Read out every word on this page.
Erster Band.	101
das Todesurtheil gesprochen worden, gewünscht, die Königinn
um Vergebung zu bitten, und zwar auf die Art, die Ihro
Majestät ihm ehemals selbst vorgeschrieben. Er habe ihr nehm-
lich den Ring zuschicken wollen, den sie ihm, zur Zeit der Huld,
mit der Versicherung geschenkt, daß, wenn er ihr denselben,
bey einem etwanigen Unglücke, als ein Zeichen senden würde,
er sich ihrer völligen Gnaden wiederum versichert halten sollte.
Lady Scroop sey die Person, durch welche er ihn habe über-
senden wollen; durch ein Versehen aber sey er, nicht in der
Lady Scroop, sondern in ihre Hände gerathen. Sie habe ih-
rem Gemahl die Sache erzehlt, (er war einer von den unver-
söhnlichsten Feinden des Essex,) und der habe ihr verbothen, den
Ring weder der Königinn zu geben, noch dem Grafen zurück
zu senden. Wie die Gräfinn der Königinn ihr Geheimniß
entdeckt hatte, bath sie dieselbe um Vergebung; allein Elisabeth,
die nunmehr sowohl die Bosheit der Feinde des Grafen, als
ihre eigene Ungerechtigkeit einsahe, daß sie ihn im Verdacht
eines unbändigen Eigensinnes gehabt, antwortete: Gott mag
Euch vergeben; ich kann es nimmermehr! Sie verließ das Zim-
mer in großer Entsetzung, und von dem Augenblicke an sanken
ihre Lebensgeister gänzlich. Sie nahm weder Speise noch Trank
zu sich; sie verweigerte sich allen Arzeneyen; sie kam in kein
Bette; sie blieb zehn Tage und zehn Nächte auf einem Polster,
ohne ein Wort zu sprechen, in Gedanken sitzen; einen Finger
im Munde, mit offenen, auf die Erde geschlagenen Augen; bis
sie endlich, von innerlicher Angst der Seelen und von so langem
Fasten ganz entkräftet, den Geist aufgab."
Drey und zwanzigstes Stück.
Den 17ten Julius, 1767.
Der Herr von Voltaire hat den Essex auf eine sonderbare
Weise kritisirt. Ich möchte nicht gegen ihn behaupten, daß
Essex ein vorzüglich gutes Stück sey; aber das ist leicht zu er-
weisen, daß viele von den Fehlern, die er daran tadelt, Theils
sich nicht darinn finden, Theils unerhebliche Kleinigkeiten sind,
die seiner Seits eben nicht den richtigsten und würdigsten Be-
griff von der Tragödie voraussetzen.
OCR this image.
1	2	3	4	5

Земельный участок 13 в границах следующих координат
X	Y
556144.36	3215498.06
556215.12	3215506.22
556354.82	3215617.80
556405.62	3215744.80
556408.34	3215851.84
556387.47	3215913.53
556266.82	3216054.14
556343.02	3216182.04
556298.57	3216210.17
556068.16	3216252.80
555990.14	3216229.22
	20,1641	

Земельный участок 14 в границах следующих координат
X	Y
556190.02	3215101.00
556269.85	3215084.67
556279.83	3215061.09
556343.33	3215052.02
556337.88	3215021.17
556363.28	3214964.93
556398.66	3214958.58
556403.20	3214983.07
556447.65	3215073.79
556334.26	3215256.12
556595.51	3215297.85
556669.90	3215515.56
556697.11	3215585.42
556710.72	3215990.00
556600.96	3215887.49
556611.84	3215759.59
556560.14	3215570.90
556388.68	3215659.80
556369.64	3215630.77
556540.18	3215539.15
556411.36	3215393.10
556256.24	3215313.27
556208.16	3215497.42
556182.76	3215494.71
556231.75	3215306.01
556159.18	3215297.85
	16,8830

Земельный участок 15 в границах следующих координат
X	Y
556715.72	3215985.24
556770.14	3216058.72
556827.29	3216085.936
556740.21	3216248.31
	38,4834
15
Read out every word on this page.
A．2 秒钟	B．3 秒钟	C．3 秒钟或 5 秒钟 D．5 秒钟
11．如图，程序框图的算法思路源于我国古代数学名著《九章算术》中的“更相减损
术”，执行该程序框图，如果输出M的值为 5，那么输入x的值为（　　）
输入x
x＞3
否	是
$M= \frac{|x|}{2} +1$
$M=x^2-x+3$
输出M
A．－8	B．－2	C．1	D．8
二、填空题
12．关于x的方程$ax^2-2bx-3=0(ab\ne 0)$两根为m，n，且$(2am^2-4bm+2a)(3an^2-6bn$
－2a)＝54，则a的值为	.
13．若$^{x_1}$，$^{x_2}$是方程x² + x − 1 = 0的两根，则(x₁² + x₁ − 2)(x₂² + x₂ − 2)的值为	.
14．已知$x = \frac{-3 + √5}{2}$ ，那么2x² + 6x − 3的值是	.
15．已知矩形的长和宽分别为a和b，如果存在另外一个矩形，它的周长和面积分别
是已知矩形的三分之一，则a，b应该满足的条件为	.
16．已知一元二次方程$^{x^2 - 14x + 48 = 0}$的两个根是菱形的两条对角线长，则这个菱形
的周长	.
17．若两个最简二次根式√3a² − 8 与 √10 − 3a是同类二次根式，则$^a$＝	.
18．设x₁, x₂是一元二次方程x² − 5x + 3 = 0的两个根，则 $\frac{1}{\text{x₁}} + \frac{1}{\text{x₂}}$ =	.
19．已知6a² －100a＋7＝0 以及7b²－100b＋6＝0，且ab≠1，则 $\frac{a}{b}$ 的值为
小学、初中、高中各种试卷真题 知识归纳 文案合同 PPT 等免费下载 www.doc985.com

EXERCISE: State the number of lines in these entries that include the string "участок". Provide nothing beyond that number.

FINISHED TASK: 3